• **Problem details**: Which lines hold the word "SYSTEM"? Copy each of them from the material.

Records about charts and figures
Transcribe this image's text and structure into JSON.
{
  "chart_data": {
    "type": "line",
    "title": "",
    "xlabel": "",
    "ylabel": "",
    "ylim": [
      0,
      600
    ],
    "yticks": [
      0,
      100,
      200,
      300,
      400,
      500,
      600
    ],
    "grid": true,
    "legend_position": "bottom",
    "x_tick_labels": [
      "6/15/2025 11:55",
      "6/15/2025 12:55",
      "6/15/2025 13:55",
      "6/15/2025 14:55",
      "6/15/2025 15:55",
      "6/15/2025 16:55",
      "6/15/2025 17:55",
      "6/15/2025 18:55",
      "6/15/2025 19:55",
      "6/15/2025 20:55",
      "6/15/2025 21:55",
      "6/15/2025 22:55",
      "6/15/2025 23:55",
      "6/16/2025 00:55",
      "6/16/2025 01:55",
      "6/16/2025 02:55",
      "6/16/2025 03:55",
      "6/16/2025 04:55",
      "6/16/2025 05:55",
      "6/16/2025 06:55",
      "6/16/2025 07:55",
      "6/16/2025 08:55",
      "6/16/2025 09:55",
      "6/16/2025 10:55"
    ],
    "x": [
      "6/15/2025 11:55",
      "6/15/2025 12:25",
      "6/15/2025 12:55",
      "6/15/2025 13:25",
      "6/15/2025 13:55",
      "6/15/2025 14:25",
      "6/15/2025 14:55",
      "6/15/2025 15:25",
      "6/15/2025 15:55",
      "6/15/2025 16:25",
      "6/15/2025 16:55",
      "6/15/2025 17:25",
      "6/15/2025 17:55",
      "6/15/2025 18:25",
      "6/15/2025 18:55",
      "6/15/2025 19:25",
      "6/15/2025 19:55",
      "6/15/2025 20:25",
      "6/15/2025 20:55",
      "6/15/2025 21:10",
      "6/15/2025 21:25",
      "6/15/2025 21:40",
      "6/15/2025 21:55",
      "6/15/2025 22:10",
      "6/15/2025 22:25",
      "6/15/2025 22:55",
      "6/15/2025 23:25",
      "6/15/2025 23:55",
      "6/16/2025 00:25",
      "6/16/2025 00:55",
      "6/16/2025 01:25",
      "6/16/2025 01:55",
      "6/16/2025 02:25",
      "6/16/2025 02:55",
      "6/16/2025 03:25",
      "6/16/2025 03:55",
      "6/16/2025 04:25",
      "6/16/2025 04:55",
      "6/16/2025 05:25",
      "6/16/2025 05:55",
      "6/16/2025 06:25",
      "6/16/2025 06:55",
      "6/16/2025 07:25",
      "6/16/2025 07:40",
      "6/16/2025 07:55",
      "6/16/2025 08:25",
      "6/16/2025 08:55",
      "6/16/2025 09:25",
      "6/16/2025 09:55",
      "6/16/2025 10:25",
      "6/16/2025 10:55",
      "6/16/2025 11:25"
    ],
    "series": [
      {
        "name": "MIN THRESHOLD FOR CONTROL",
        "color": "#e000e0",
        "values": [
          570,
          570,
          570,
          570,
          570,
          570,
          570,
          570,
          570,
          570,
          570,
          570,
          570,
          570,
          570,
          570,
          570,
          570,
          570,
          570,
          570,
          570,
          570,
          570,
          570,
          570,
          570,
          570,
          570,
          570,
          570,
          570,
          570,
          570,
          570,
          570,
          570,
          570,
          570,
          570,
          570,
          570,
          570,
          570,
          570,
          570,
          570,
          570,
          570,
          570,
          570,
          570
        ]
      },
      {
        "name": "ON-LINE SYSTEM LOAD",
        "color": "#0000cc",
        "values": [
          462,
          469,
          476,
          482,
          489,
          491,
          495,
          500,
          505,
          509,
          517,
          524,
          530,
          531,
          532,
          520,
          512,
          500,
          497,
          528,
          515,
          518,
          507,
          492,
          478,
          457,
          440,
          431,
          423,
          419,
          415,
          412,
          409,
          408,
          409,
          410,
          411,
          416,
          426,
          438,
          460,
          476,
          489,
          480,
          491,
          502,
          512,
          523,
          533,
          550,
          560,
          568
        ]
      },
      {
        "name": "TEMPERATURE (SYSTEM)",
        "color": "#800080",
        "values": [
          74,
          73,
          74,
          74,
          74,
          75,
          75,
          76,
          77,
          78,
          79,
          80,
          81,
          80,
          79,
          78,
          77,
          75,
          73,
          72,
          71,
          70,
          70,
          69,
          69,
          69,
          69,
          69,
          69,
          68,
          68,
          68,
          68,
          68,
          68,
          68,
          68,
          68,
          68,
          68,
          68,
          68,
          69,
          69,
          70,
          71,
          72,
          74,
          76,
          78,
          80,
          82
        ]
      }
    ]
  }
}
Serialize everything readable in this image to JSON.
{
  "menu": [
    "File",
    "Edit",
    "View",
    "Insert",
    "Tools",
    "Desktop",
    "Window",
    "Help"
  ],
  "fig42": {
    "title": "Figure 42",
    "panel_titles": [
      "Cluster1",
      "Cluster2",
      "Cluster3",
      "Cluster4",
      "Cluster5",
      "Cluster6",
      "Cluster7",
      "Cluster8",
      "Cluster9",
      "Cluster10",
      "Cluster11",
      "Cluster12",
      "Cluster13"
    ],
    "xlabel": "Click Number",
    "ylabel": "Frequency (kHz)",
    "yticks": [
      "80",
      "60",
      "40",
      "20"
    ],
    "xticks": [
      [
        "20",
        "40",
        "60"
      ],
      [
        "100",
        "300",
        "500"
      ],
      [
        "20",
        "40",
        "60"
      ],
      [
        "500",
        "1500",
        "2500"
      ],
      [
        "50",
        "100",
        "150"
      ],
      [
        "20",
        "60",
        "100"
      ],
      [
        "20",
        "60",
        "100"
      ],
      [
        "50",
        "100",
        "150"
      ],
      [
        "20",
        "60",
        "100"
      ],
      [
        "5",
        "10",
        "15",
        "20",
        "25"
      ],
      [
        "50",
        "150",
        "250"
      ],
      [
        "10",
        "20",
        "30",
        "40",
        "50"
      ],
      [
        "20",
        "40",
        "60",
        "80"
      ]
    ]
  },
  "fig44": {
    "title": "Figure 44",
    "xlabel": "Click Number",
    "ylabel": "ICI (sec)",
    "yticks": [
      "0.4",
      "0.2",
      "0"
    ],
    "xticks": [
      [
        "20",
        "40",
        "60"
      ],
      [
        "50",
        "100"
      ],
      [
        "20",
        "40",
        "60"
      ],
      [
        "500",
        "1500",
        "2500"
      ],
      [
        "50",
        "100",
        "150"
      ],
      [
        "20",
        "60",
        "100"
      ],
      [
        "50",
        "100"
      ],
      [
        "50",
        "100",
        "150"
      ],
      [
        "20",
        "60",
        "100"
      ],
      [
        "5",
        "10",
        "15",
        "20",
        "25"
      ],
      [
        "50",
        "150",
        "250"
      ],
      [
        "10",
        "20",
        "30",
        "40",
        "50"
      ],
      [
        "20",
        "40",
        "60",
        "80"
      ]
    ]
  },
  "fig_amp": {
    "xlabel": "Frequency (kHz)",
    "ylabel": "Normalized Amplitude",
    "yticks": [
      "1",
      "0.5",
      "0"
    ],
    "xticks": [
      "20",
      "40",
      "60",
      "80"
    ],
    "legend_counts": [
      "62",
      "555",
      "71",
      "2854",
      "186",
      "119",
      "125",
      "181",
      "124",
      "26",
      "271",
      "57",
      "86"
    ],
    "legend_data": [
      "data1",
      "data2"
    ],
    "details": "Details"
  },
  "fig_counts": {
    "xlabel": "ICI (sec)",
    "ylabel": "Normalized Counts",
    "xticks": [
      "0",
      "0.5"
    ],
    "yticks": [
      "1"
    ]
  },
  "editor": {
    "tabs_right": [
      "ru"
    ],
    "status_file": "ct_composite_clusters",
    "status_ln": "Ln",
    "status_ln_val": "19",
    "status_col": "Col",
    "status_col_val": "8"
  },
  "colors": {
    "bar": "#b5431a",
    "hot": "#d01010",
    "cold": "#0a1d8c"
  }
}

• **Written reply**:
        "name": "ON-LINE SYSTEM LOAD",
        "name": "TEMPERATURE (SYSTEM)",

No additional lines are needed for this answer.